Beneath this sentence is a set of records; write each of them out exactly.

★ ★ ★ ★ ★

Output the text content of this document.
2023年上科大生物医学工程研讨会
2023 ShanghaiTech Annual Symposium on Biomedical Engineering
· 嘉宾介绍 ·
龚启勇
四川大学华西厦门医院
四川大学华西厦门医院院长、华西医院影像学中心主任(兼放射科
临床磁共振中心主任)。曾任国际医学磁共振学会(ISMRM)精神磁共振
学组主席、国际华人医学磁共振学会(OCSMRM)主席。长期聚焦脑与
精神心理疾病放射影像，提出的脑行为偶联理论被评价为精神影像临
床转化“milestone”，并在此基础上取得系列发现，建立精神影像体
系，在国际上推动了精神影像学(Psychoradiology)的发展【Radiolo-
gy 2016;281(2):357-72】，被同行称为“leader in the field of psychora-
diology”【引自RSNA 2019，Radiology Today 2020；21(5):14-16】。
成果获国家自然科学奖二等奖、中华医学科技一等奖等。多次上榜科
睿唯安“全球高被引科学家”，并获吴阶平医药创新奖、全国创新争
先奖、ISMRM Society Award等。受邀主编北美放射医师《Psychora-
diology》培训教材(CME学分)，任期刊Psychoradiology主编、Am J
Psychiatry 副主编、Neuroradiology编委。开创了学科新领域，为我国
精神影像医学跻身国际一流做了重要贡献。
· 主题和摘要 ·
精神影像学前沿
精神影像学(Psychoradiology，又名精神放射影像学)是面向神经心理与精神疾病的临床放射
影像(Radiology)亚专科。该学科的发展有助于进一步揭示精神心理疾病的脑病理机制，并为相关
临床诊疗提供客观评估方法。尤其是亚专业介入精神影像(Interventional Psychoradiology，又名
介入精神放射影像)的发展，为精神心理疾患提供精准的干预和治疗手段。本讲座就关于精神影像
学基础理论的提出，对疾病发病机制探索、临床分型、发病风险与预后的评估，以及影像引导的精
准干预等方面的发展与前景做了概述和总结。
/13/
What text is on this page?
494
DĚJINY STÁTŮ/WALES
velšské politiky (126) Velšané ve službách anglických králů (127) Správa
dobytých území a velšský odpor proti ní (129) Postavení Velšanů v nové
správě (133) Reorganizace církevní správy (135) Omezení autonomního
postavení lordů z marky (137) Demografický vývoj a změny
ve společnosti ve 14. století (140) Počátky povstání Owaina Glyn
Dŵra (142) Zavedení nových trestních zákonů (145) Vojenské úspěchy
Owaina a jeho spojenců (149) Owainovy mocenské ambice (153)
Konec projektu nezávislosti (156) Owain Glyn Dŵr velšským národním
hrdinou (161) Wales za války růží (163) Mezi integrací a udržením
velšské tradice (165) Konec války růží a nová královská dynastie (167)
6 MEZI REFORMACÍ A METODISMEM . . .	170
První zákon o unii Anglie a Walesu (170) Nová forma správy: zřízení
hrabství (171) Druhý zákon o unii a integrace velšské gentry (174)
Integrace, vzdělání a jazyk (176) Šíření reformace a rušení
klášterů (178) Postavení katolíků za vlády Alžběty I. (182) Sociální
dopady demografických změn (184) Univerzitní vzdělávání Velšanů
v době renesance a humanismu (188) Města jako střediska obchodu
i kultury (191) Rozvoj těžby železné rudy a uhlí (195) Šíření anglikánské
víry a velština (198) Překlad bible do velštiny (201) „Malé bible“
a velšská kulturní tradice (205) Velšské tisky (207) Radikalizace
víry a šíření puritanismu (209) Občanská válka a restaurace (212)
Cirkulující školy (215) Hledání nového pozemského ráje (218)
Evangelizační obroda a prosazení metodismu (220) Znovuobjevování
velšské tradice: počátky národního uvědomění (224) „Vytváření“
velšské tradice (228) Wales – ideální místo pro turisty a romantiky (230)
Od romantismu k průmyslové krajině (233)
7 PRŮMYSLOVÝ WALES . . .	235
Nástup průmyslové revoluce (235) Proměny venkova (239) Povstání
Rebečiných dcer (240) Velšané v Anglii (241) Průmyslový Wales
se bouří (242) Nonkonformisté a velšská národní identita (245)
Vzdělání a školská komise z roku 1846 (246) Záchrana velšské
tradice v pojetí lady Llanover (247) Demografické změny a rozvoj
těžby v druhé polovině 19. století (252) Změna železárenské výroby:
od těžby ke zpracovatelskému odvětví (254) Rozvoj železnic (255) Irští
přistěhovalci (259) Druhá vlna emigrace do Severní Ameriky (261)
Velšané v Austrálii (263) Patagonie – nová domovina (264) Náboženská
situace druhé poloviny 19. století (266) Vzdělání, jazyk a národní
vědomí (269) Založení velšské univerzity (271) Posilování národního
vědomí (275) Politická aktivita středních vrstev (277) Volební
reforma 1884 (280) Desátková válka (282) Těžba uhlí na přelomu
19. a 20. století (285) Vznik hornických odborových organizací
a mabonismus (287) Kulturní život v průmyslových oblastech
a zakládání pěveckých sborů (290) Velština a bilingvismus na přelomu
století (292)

★ ★ ★ ★ ★

#### Answer for the task:
Output the text content of this document.
2023年上科大生物医学工程研讨会
2023 ShanghaiTech Annual Symposium on Biomedical Engineering
· 嘉宾介绍 ·
龚启勇
四川大学华西厦门医院
四川大学华西厦门医院院长、华西医院影像学中心主任(兼放射科
临床磁共振中心主任)。曾任国际医学磁共振学会(ISMRM)精神磁共振
学组主席、国际华人医学磁共振学会(OCSMRM)主席。长期聚焦脑与
精神心理疾病放射影像，提出的脑行为偶联理论被评价为精神影像临
床转化“milestone”，并在此基础上取得系列发现，建立精神影像体
系，在国际上推动了精神影像学(Psychoradiology)的发展【Radiolo-
gy 2016;281(2):357-72】，被同行称为“leader in the field of psychora-
diology”【引自RSNA 2019，Radiology Today 2020；21(5):14-16】。
成果获国家自然科学奖二等奖、中华医学科技一等奖等。多次上榜科
睿唯安“全球高被引科学家”，并获吴阶平医药创新奖、全国创新争
先奖、ISMRM Society Award等。受邀主编北美放射医师《Psychora-
diology》培训教材(CME学分)，任期刊Psychoradiology主编、Am J
Psychiatry 副主编、Neuroradiology编委。开创了学科新领域，为我国
精神影像医学跻身国际一流做了重要贡献。
· 主题和摘要 ·
精神影像学前沿
精神影像学(Psychoradiology，又名精神放射影像学)是面向神经心理与精神疾病的临床放射
影像(Radiology)亚专科。该学科的发展有助于进一步揭示精神心理疾病的脑病理机制，并为相关
临床诊疗提供客观评估方法。尤其是亚专业介入精神影像(Interventional Psychoradiology，又名
介入精神放射影像)的发展，为精神心理疾患提供精准的干预和治疗手段。本讲座就关于精神影像
学基础理论的提出，对疾病发病机制探索、临床分型、发病风险与预后的评估，以及影像引导的精
准干预等方面的发展与前景做了概述和总结。
/13/
What text is on this page?
494
DĚJINY STÁTŮ/WALES
velšské politiky (126) Velšané ve službách anglických králů (127) Správa
dobytých území a velšský odpor proti ní (129) Postavení Velšanů v nové
správě (133) Reorganizace církevní správy (135) Omezení autonomního
postavení lordů z marky (137) Demografický vývoj a změny
ve společnosti ve 14. století (140) Počátky povstání Owaina Glyn
Dŵra (142) Zavedení nových trestních zákonů (145) Vojenské úspěchy
Owaina a jeho spojenců (149) Owainovy mocenské ambice (153)
Konec projektu nezávislosti (156) Owain Glyn Dŵr velšským národním
hrdinou (161) Wales za války růží (163) Mezi integrací a udržením
velšské tradice (165) Konec války růží a nová královská dynastie (167)
6 MEZI REFORMACÍ A METODISMEM . . .	170
První zákon o unii Anglie a Walesu (170) Nová forma správy: zřízení
hrabství (171) Druhý zákon o unii a integrace velšské gentry (174)
Integrace, vzdělání a jazyk (176) Šíření reformace a rušení
klášterů (178) Postavení katolíků za vlády Alžběty I. (182) Sociální
dopady demografických změn (184) Univerzitní vzdělávání Velšanů
v době renesance a humanismu (188) Města jako střediska obchodu
i kultury (191) Rozvoj těžby železné rudy a uhlí (195) Šíření anglikánské
víry a velština (198) Překlad bible do velštiny (201) „Malé bible“
a velšská kulturní tradice (205) Velšské tisky (207) Radikalizace
víry a šíření puritanismu (209) Občanská válka a restaurace (212)
Cirkulující školy (215) Hledání nového pozemského ráje (218)
Evangelizační obroda a prosazení metodismu (220) Znovuobjevování
velšské tradice: počátky národního uvědomění (224) „Vytváření“
velšské tradice (228) Wales – ideální místo pro turisty a romantiky (230)
Od romantismu k průmyslové krajině (233)
7 PRŮMYSLOVÝ WALES . . .	235
Nástup průmyslové revoluce (235) Proměny venkova (239) Povstání
Rebečiných dcer (240) Velšané v Anglii (241) Průmyslový Wales
se bouří (242) Nonkonformisté a velšská národní identita (245)
Vzdělání a školská komise z roku 1846 (246) Záchrana velšské
tradice v pojetí lady Llanover (247) Demografické změny a rozvoj
těžby v druhé polovině 19. století (252) Změna železárenské výroby:
od těžby ke zpracovatelskému odvětví (254) Rozvoj železnic (255) Irští
přistěhovalci (259) Druhá vlna emigrace do Severní Ameriky (261)
Velšané v Austrálii (263) Patagonie – nová domovina (264) Náboženská
situace druhé poloviny 19. století (266) Vzdělání, jazyk a národní
vědomí (269) Založení velšské univerzity (271) Posilování národního
vědomí (275) Politická aktivita středních vrstev (277) Volební
reforma 1884 (280) Desátková válka (282) Těžba uhlí na přelomu
19. a 20. století (285) Vznik hornických odborových organizací
a mabonismus (287) Kulturní život v průmyslových oblastech
a zakládání pěveckých sborů (290) Velština a bilingvismus na přelomu
století (292)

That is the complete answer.